(Excerpts from a layout annotation set)
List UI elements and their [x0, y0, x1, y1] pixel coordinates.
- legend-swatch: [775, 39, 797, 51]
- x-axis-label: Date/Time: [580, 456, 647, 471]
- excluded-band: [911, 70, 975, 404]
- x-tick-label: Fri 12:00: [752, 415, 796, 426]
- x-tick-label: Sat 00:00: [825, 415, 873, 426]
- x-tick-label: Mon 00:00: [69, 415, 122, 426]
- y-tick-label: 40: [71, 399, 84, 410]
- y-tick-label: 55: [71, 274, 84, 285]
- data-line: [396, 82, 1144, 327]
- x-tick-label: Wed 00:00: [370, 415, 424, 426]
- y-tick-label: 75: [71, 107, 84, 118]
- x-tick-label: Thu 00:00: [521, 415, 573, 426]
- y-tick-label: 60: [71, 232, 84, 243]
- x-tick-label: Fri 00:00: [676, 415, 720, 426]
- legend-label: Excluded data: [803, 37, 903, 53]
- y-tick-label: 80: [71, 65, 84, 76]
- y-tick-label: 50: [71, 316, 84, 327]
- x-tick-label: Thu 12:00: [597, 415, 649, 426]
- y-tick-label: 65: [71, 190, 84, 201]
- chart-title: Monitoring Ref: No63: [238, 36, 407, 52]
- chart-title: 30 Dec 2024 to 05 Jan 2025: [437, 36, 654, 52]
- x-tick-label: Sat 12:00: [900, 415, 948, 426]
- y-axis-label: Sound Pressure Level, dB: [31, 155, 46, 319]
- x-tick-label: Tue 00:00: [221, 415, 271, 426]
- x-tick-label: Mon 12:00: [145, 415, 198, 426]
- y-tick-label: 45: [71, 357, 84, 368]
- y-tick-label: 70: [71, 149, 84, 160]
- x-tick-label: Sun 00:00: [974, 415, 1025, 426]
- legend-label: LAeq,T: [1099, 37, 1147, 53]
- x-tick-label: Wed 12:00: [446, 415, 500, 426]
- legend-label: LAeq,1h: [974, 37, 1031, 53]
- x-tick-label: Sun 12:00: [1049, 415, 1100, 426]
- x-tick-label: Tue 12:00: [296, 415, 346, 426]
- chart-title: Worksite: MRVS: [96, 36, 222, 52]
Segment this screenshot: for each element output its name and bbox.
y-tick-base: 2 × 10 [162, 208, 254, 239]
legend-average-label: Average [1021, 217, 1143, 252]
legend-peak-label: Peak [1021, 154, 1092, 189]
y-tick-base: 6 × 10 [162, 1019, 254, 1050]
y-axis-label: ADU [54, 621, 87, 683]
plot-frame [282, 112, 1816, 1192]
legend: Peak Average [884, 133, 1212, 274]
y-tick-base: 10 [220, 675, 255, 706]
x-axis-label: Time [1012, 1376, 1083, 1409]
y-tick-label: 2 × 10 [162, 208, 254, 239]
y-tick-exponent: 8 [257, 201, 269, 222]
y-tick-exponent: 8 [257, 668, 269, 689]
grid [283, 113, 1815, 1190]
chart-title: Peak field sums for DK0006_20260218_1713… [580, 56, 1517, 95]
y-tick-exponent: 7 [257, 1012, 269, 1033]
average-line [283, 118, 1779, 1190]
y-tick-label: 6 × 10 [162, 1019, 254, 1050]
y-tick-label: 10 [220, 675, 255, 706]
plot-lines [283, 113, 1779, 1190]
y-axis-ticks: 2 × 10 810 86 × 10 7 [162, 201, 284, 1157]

THE TASK
Copy out every line of the records above, word for word.

COMPLETED TASK
List UI elements and their [x0, y0, x1, y1] pixel coordinates.
- legend-swatch: [775, 39, 797, 51]
- x-axis-label: Date/Time: [580, 456, 647, 471]
- excluded-band: [911, 70, 975, 404]
- x-tick-label: Fri 12:00: [752, 415, 796, 426]
- x-tick-label: Sat 00:00: [825, 415, 873, 426]
- x-tick-label: Mon 00:00: [69, 415, 122, 426]
- y-tick-label: 40: [71, 399, 84, 410]
- y-tick-label: 55: [71, 274, 84, 285]
- data-line: [396, 82, 1144, 327]
- x-tick-label: Wed 00:00: [370, 415, 424, 426]
- y-tick-label: 75: [71, 107, 84, 118]
- x-tick-label: Thu 00:00: [521, 415, 573, 426]
- y-tick-label: 60: [71, 232, 84, 243]
- x-tick-label: Fri 00:00: [676, 415, 720, 426]
- legend-label: Excluded data: [803, 37, 903, 53]
- y-tick-label: 80: [71, 65, 84, 76]
- y-tick-label: 50: [71, 316, 84, 327]
- x-tick-label: Thu 12:00: [597, 415, 649, 426]
- y-tick-label: 65: [71, 190, 84, 201]
- chart-title: Monitoring Ref: No63: [238, 36, 407, 52]
- chart-title: 30 Dec 2024 to 05 Jan 2025: [437, 36, 654, 52]
- x-tick-label: Sat 12:00: [900, 415, 948, 426]
- y-axis-label: Sound Pressure Level, dB: [31, 155, 46, 319]
- x-tick-label: Tue 00:00: [221, 415, 271, 426]
- x-tick-label: Mon 12:00: [145, 415, 198, 426]
- y-tick-label: 45: [71, 357, 84, 368]
- y-tick-label: 70: [71, 149, 84, 160]
- x-tick-label: Sun 00:00: [974, 415, 1025, 426]
- legend-label: LAeq,T: [1099, 37, 1147, 53]
- x-tick-label: Wed 12:00: [446, 415, 500, 426]
- legend-label: LAeq,1h: [974, 37, 1031, 53]
- x-tick-label: Sun 12:00: [1049, 415, 1100, 426]
- x-tick-label: Tue 12:00: [296, 415, 346, 426]
- chart-title: Worksite: MRVS: [96, 36, 222, 52]
Segment this screenshot: for each element output its name and bbox.
y-tick-base: 2 × 10 [162, 208, 254, 239]
legend-average-label: Average [1021, 217, 1143, 252]
legend-peak-label: Peak [1021, 154, 1092, 189]
y-tick-base: 6 × 10 [162, 1019, 254, 1050]
y-axis-label: ADU [54, 621, 87, 683]
plot-frame [282, 112, 1816, 1192]
legend: Peak Average [884, 133, 1212, 274]
y-tick-base: 10 [220, 675, 255, 706]
x-axis-label: Time [1012, 1376, 1083, 1409]
y-tick-label: 2 × 10 [162, 208, 254, 239]
y-tick-exponent: 8 [257, 201, 269, 222]
y-tick-exponent: 8 [257, 668, 269, 689]
grid [283, 113, 1815, 1190]
chart-title: Peak field sums for DK0006_20260218_1713… [580, 56, 1517, 95]
y-tick-exponent: 7 [257, 1012, 269, 1033]
average-line [283, 118, 1779, 1190]
y-tick-label: 6 × 10 [162, 1019, 254, 1050]
y-tick-label: 10 [220, 675, 255, 706]
plot-lines [283, 113, 1779, 1190]
y-axis-ticks: 2 × 10 810 86 × 10 7 [162, 201, 284, 1157]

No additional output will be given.